■ **To do**: For each line that holds "promoção", copy the line out.
-- BEGIN Given data --
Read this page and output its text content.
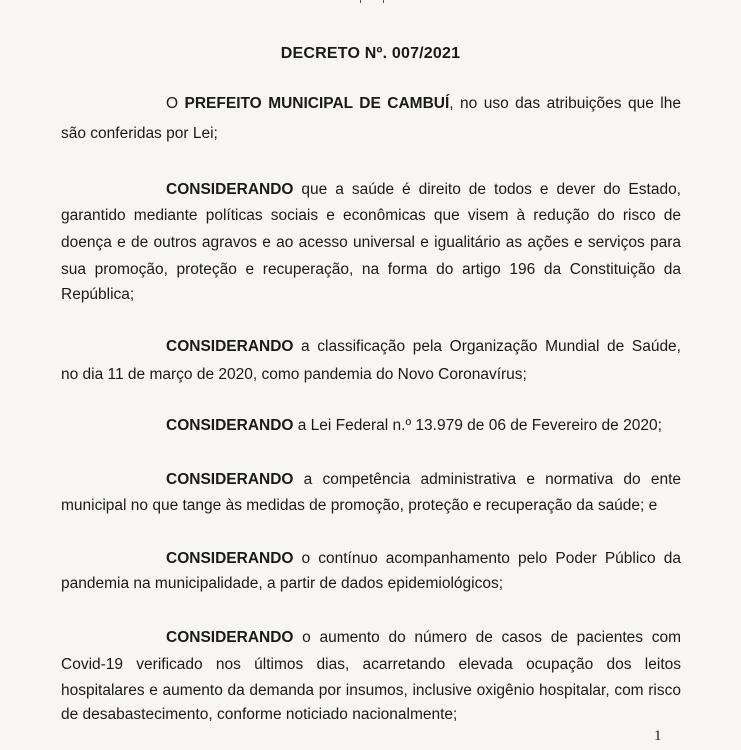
DECRETO Nº. 007/2021
O PREFEITO MUNICIPAL DE CAMBUÍ, no uso das atribuições que lhe
são conferidas por Lei;
CONSIDERANDO que a saúde é direito de todos e dever do Estado,
garantido mediante políticas sociais e econômicas que visem à redução do risco de
doença e de outros agravos e ao acesso universal e igualitário as ações e serviços para
sua promoção, proteção e recuperação, na forma do artigo 196 da Constituição da
República;
CONSIDERANDO a classificação pela Organização Mundial de Saúde,
no dia 11 de março de 2020, como pandemia do Novo Coronavírus;
CONSIDERANDO a Lei Federal n.º 13.979 de 06 de Fevereiro de 2020;
CONSIDERANDO a competência administrativa e normativa do ente
municipal no que tange às medidas de promoção, proteção e recuperação da saúde; e
CONSIDERANDO o contínuo acompanhamento pelo Poder Público da
pandemia na municipalidade, a partir de dados epidemiológicos;
CONSIDERANDO o aumento do número de casos de pacientes com
Covid-19 verificado nos últimos dias, acarretando elevada ocupação dos leitos
hospitalares e aumento da demanda por insumos, inclusive oxigênio hospitalar, com risco
de desabastecimento, conforme noticiado nacionalmente;
1
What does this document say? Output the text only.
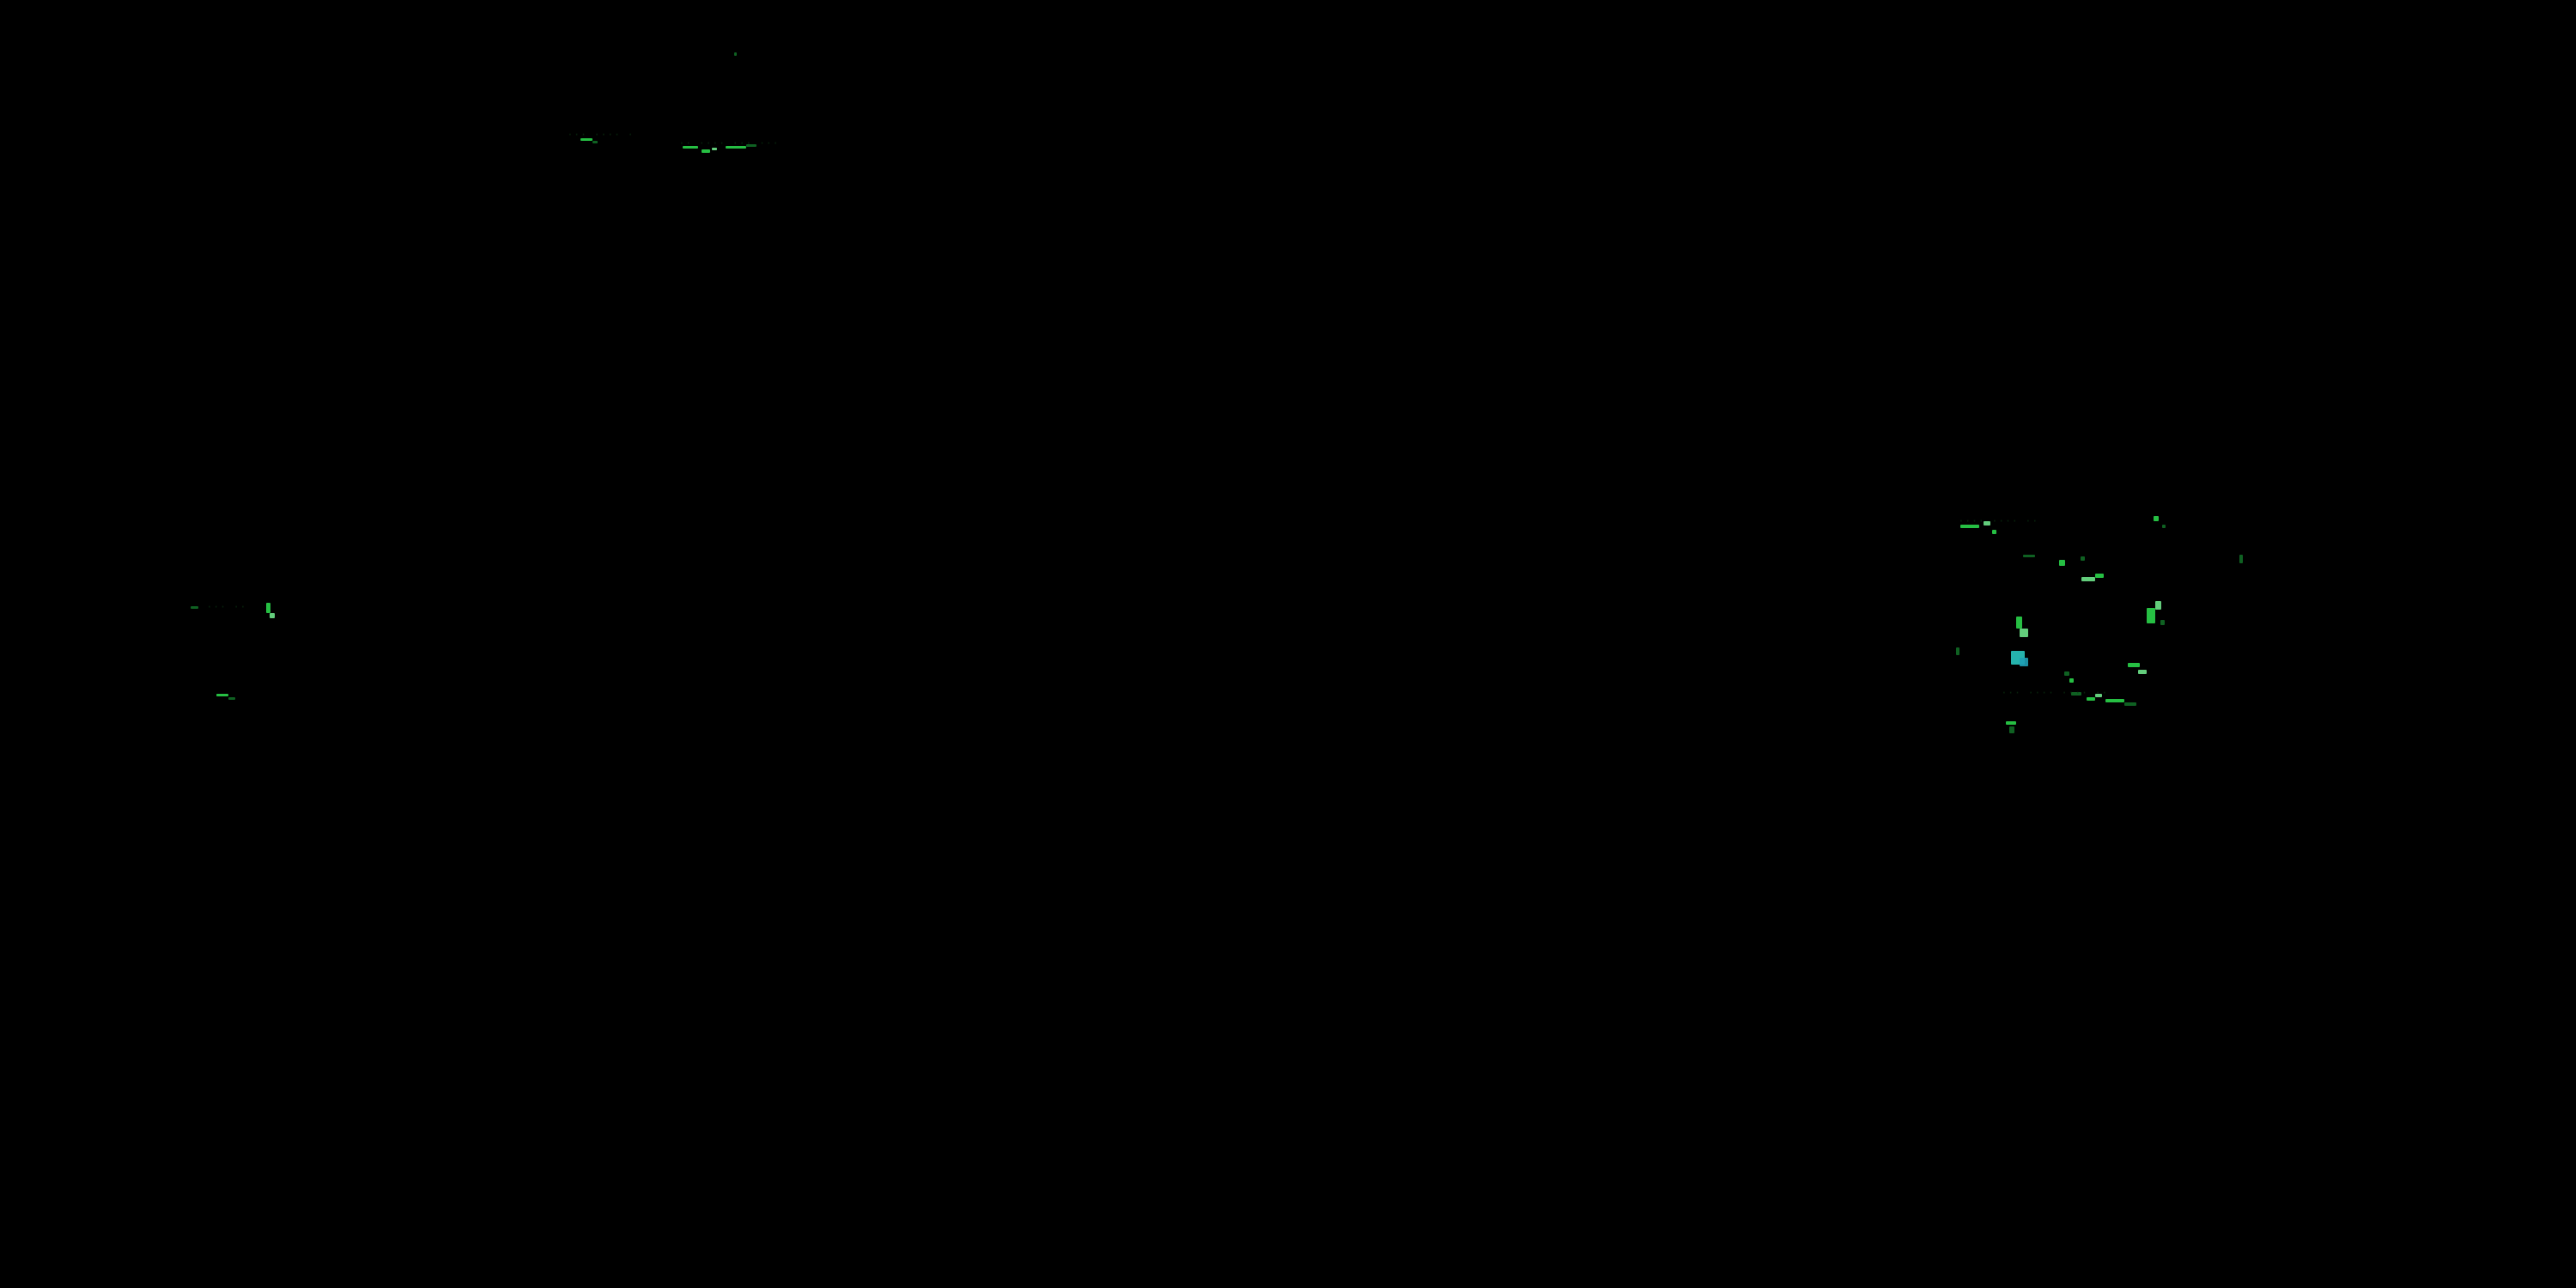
··· ···· ·
·· ···· ··· ···
··· ··
···· ···· ··
··· ···· ···· ··
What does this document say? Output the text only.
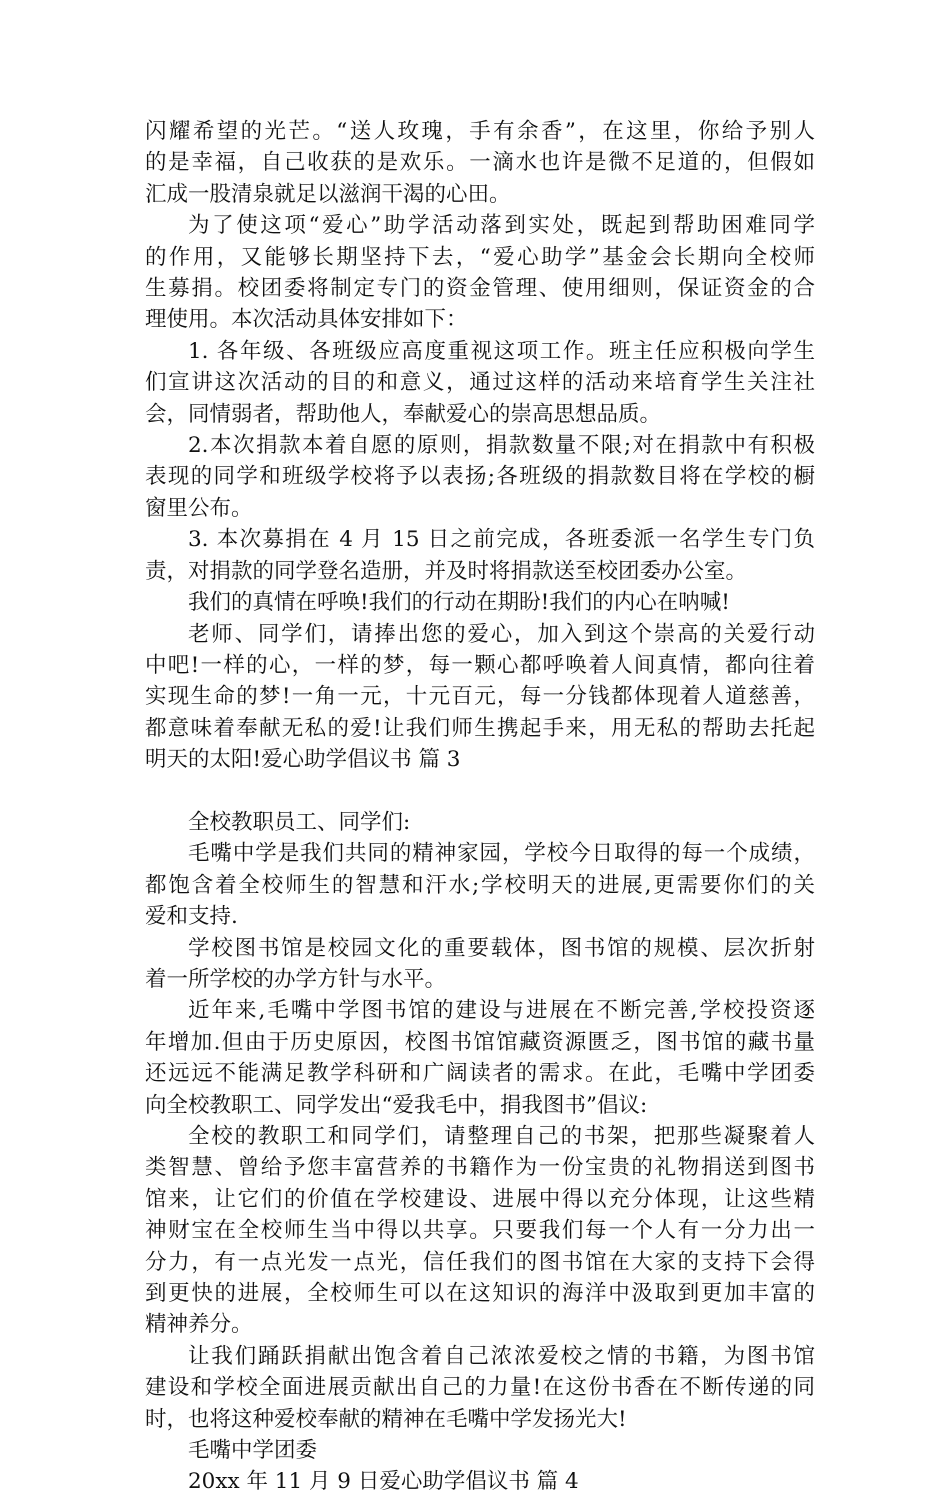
闪耀希望的光芒。“送人玫瑰，手有余香”，在这里，你给予别人
的是幸福，自己收获的是欢乐。一滴水也许是微不足道的，但假如
汇成一股清泉就足以滋润干渴的心田。

为了使这项“爱心”助学活动落到实处，既起到帮助困难同学
的作用，又能够长期坚持下去，“爱心助学”基金会长期向全校师
生募捐。校团委将制定专门的资金管理、使用细则，保证资金的合
理使用。本次活动具体安排如下：

1. 各年级、各班级应高度重视这项工作。班主任应积极向学生
们宣讲这次活动的目的和意义，通过这样的活动来培育学生关注社
会，同情弱者，帮助他人，奉献爱心的崇高思想品质。

2.本次捐款本着自愿的原则，捐款数量不限;对在捐款中有积极
表现的同学和班级学校将予以表扬;各班级的捐款数目将在学校的橱
窗里公布。

3. 本次募捐在 4 月 15 日之前完成，各班委派一名学生专门负
责，对捐款的同学登名造册，并及时将捐款送至校团委办公室。

我们的真情在呼唤!我们的行动在期盼!我们的内心在呐喊!

老师、同学们，请捧出您的爱心，加入到这个崇高的关爱行动
中吧!一样的心，一样的梦，每一颗心都呼唤着人间真情，都向往着
实现生命的梦!一角一元，十元百元，每一分钱都体现着人道慈善，
都意味着奉献无私的爱!让我们师生携起手来，用无私的帮助去托起
明天的太阳!爱心助学倡议书 篇 3

全校教职员工、同学们:

毛嘴中学是我们共同的精神家园，学校今日取得的每一个成绩，
都饱含着全校师生的智慧和汗水;学校明天的进展,更需要你们的关
爱和支持.

学校图书馆是校园文化的重要载体，图书馆的规模、层次折射
着一所学校的办学方针与水平。

近年来,毛嘴中学图书馆的建设与进展在不断完善,学校投资逐
年增加.但由于历史原因，校图书馆馆藏资源匮乏，图书馆的藏书量
还远远不能满足教学科研和广阔读者的需求。在此，毛嘴中学团委
向全校教职工、同学发出“爱我毛中，捐我图书”倡议:

全校的教职工和同学们，请整理自己的书架，把那些凝聚着人
类智慧、曾给予您丰富营养的书籍作为一份宝贵的礼物捐送到图书
馆来，让它们的价值在学校建设、进展中得以充分体现，让这些精
神财宝在全校师生当中得以共享。只要我们每一个人有一分力出一
分力，有一点光发一点光，信任我们的图书馆在大家的支持下会得
到更快的进展，全校师生可以在这知识的海洋中汲取到更加丰富的
精神养分。

让我们踊跃捐献出饱含着自己浓浓爱校之情的书籍，为图书馆
建设和学校全面进展贡献出自己的力量!在这份书香在不断传递的同
时，也将这种爱校奉献的精神在毛嘴中学发扬光大!

毛嘴中学团委

20xx 年 11 月 9 日爱心助学倡议书 篇 4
-- END Given data --
■ **Response**:
sua promoção, proteção e recuperação, na forma do artigo 196 da Constituição da
municipal no que tange às medidas de promoção, proteção e recuperação da saúde; e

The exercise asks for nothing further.